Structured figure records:

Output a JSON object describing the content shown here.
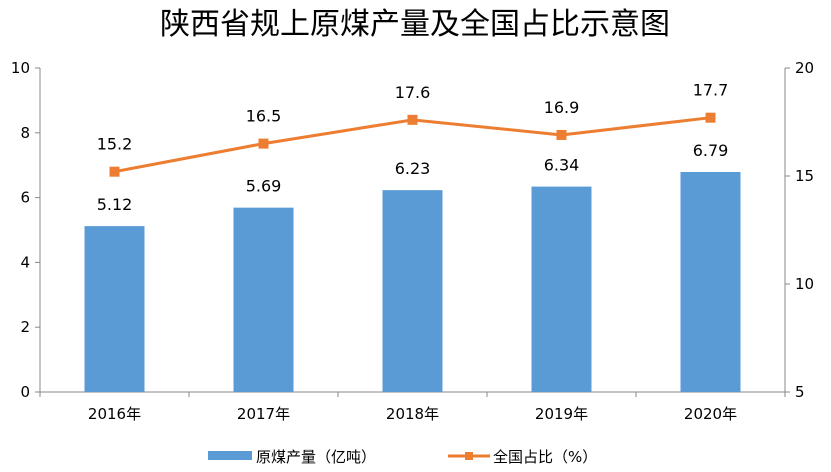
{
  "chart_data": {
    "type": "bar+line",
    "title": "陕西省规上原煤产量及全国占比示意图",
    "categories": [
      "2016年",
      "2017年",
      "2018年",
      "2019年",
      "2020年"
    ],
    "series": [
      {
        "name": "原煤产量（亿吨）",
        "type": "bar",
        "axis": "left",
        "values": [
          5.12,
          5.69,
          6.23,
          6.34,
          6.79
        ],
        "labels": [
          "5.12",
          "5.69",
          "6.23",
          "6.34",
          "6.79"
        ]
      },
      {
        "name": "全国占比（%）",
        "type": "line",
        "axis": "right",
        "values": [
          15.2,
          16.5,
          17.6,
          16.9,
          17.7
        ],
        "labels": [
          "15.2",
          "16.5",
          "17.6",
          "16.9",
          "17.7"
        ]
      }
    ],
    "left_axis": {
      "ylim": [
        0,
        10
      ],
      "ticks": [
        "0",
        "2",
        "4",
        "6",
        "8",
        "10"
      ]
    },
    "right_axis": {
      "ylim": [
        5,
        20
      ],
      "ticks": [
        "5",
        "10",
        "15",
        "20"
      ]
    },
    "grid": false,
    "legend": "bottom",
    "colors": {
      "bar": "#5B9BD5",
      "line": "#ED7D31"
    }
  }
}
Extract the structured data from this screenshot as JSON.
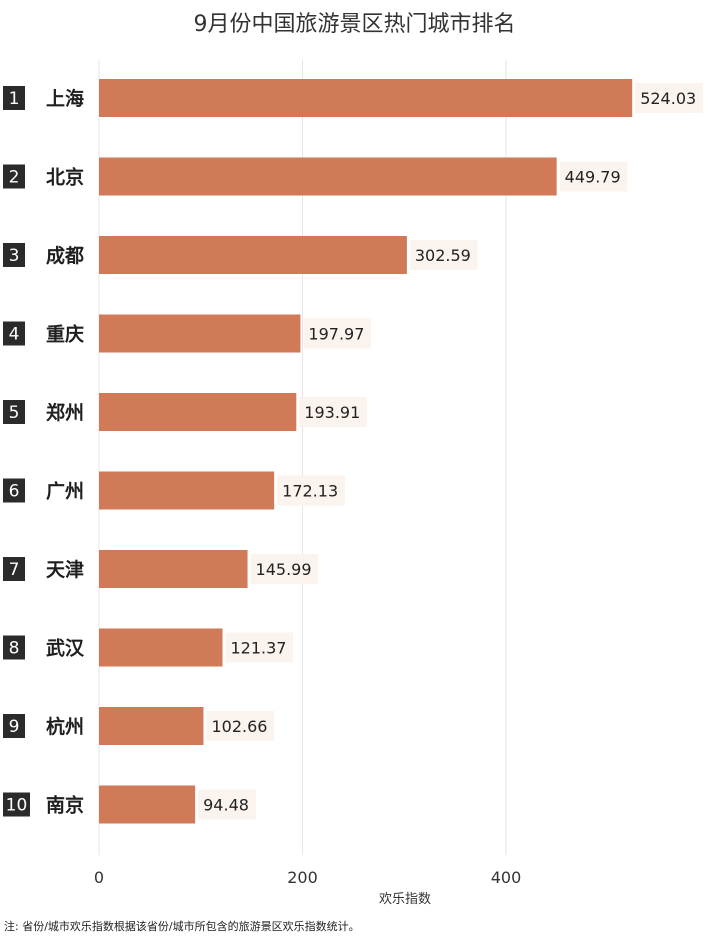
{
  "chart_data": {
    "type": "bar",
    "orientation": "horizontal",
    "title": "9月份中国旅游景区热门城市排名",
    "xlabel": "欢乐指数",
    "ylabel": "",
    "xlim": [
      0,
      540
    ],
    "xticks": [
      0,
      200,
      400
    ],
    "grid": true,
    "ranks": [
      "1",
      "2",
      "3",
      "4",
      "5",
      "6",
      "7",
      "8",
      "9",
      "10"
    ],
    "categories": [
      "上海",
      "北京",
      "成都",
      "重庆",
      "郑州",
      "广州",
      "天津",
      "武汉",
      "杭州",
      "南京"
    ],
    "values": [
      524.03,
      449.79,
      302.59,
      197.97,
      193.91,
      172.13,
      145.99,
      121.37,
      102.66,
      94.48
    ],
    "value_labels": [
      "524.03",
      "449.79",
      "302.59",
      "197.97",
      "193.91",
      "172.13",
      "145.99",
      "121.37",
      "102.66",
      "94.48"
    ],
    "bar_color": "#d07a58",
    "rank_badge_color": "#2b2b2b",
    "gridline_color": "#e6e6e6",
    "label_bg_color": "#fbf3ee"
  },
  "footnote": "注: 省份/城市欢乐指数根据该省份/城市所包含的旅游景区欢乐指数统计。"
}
* * *
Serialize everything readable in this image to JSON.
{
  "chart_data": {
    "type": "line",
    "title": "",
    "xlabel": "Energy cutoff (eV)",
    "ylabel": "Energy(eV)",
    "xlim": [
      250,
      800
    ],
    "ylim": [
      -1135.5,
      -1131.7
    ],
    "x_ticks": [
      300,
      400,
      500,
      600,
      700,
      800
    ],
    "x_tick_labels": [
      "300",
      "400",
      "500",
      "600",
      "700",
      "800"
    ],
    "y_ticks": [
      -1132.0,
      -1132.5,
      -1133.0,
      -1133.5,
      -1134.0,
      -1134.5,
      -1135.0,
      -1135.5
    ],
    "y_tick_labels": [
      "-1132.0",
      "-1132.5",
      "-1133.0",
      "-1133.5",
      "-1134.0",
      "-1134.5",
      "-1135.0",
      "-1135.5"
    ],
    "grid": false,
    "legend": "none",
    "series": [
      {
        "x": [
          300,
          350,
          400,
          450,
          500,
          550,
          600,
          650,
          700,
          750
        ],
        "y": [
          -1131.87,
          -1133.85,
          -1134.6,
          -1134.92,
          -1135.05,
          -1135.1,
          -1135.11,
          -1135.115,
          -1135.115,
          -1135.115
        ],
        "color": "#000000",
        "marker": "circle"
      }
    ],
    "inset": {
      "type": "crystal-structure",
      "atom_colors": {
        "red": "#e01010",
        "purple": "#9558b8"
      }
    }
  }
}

DESCRIPTION OF THE TASK. All lines of the data above that include the word "xlabel" must be shown.

ANSWER TO THE TASK.
    "xlabel": "欢乐指数",
    "xlabel": "Energy cutoff (eV)",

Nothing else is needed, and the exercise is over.